** START DATA FOR THIS TASK **

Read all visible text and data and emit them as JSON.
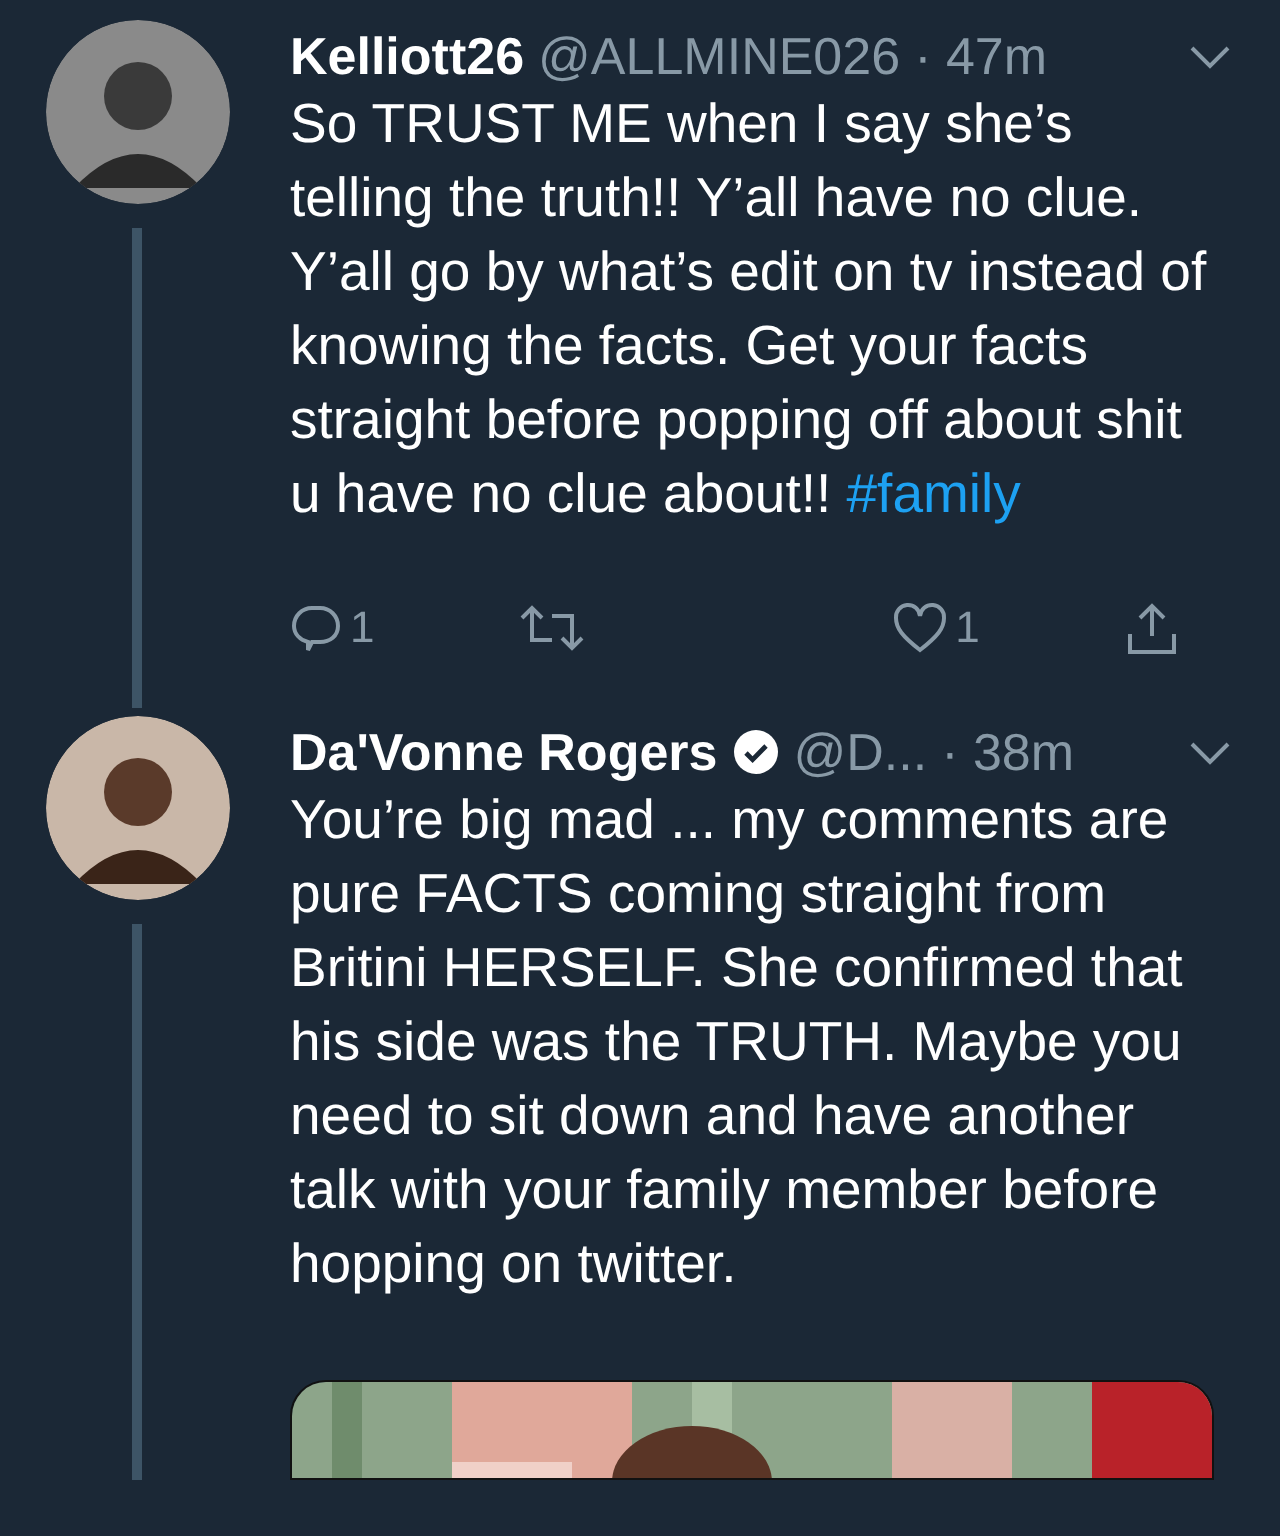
{
  "tweets": [
    {
      "name": "Kelliott26",
      "verified": false,
      "handle": "@ALLMINE026",
      "time": "· 47m",
      "text": "So TRUST ME when I say she’s telling the truth!! Y’all have no clue. Y’all go by what’s edit on tv instead of knowing the facts. Get your facts straight before popping off about shit u have no clue about!!",
      "hashtag": "#family",
      "actions": {
        "replies": "1",
        "likes": "1"
      }
    },
    {
      "name": "Da'Vonne Rogers",
      "verified": true,
      "handle": "@D...",
      "time": "· 38m",
      "text": "You’re big mad ... my comments are pure FACTS coming straight from Britini HERSELF. She confirmed that his side was the TRUTH. Maybe you need to sit down and have another talk with your family member before hopping on twitter."
    }
  ]
}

** END DATA FOR THIS TASK **

### DIRECTION
Reproduce all of the material above word for word. Omit the pictures.

### THE ANSWER
Read all visible text and data and emit them as JSON.
{
  "tweets": [
    {
      "name": "Kelliott26",
      "verified": false,
      "handle": "@ALLMINE026",
      "time": "· 47m",
      "text": "So TRUST ME when I say she’s telling the truth!! Y’all have no clue. Y’all go by what’s edit on tv instead of knowing the facts. Get your facts straight before popping off about shit u have no clue about!!",
      "hashtag": "#family",
      "actions": {
        "replies": "1",
        "likes": "1"
      }
    },
    {
      "name": "Da'Vonne Rogers",
      "verified": true,
      "handle": "@D...",
      "time": "· 38m",
      "text": "You’re big mad ... my comments are pure FACTS coming straight from Britini HERSELF. She confirmed that his side was the TRUTH. Maybe you need to sit down and have another talk with your family member before hopping on twitter."
    }
  ]
}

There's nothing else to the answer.